> _TASK REQUIREMENTS_: Give back the records below exactly, every one, with no pictures.

> _DATA FOR PROCESSING_:
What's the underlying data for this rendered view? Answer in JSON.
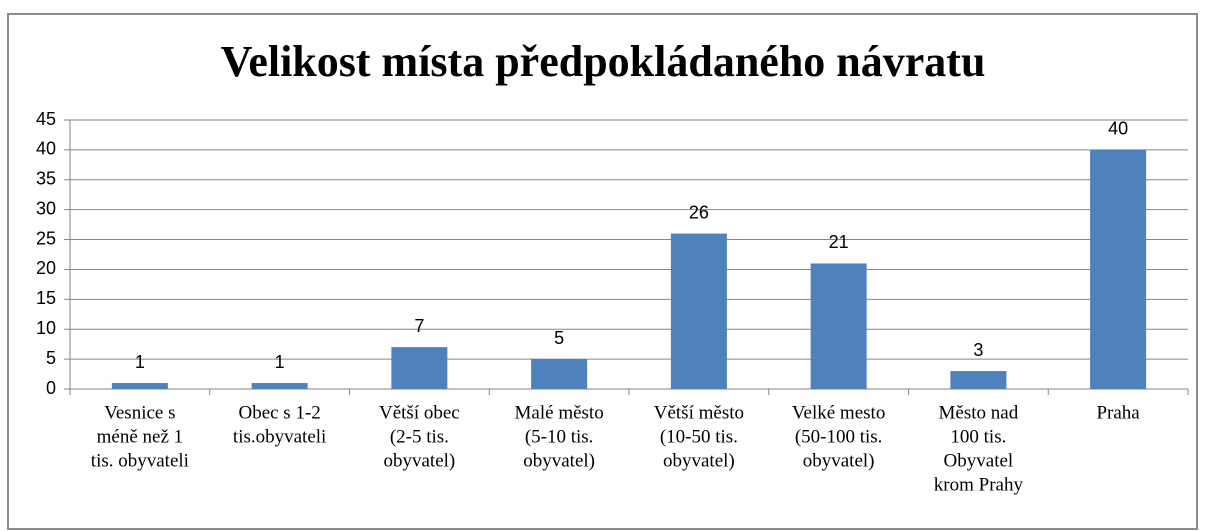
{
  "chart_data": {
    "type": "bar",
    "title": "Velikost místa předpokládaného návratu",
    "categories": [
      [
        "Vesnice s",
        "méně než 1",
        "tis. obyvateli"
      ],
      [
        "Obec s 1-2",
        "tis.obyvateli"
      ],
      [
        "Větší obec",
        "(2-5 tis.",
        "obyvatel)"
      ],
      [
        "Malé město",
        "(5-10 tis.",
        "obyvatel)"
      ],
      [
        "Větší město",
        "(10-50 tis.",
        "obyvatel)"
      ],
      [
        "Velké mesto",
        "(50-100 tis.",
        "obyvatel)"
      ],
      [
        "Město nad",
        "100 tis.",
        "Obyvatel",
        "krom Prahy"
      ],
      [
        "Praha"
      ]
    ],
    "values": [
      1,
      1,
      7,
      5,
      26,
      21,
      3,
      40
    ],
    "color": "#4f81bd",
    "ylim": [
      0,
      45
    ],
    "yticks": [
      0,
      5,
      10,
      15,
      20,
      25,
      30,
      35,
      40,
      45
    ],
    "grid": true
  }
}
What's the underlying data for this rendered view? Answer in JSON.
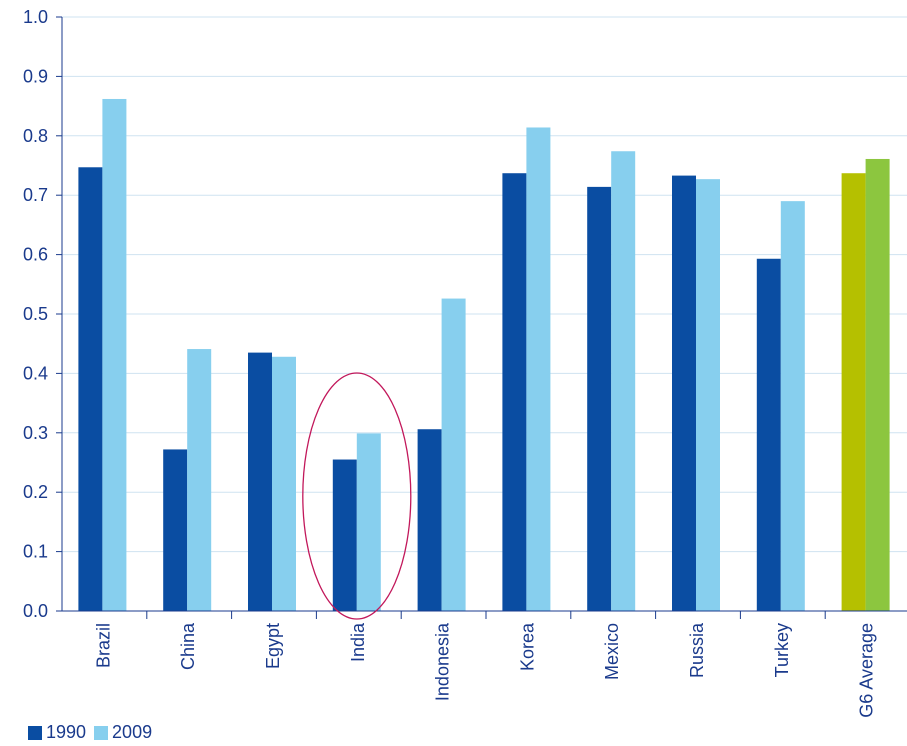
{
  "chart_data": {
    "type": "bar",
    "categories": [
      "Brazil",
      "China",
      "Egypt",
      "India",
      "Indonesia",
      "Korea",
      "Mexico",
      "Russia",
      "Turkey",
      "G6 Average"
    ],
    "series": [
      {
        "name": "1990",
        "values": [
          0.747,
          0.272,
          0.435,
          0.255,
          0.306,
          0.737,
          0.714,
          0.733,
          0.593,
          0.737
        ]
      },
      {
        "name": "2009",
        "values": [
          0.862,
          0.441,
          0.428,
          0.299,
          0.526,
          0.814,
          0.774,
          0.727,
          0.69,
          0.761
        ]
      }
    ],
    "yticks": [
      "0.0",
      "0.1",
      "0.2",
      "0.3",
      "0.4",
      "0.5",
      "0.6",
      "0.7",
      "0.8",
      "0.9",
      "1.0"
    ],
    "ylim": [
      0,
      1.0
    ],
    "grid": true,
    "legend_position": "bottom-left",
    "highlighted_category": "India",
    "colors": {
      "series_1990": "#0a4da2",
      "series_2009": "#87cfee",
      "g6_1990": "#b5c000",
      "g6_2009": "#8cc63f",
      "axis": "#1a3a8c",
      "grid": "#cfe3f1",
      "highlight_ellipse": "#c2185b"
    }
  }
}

> _RESULT_:
What's the underlying data for this rendered view? Answer in JSON.
{
  "chart_data": {
    "type": "bar",
    "title": "Velikost místa předpokládaného návratu",
    "categories": [
      [
        "Vesnice s",
        "méně než 1",
        "tis. obyvateli"
      ],
      [
        "Obec s 1-2",
        "tis.obyvateli"
      ],
      [
        "Větší obec",
        "(2-5 tis.",
        "obyvatel)"
      ],
      [
        "Malé město",
        "(5-10 tis.",
        "obyvatel)"
      ],
      [
        "Větší město",
        "(10-50 tis.",
        "obyvatel)"
      ],
      [
        "Velké mesto",
        "(50-100 tis.",
        "obyvatel)"
      ],
      [
        "Město nad",
        "100 tis.",
        "Obyvatel",
        "krom Prahy"
      ],
      [
        "Praha"
      ]
    ],
    "values": [
      1,
      1,
      7,
      5,
      26,
      21,
      3,
      40
    ],
    "color": "#4f81bd",
    "ylim": [
      0,
      45
    ],
    "yticks": [
      0,
      5,
      10,
      15,
      20,
      25,
      30,
      35,
      40,
      45
    ],
    "grid": true
  }
}
What's the underlying data for this rendered view? Answer in JSON.
{
  "chart_data": {
    "type": "bar",
    "categories": [
      "Brazil",
      "China",
      "Egypt",
      "India",
      "Indonesia",
      "Korea",
      "Mexico",
      "Russia",
      "Turkey",
      "G6 Average"
    ],
    "series": [
      {
        "name": "1990",
        "values": [
          0.747,
          0.272,
          0.435,
          0.255,
          0.306,
          0.737,
          0.714,
          0.733,
          0.593,
          0.737
        ]
      },
      {
        "name": "2009",
        "values": [
          0.862,
          0.441,
          0.428,
          0.299,
          0.526,
          0.814,
          0.774,
          0.727,
          0.69,
          0.761
        ]
      }
    ],
    "yticks": [
      "0.0",
      "0.1",
      "0.2",
      "0.3",
      "0.4",
      "0.5",
      "0.6",
      "0.7",
      "0.8",
      "0.9",
      "1.0"
    ],
    "ylim": [
      0,
      1.0
    ],
    "grid": true,
    "legend_position": "bottom-left",
    "highlighted_category": "India",
    "colors": {
      "series_1990": "#0a4da2",
      "series_2009": "#87cfee",
      "g6_1990": "#b5c000",
      "g6_2009": "#8cc63f",
      "axis": "#1a3a8c",
      "grid": "#cfe3f1",
      "highlight_ellipse": "#c2185b"
    }
  }
}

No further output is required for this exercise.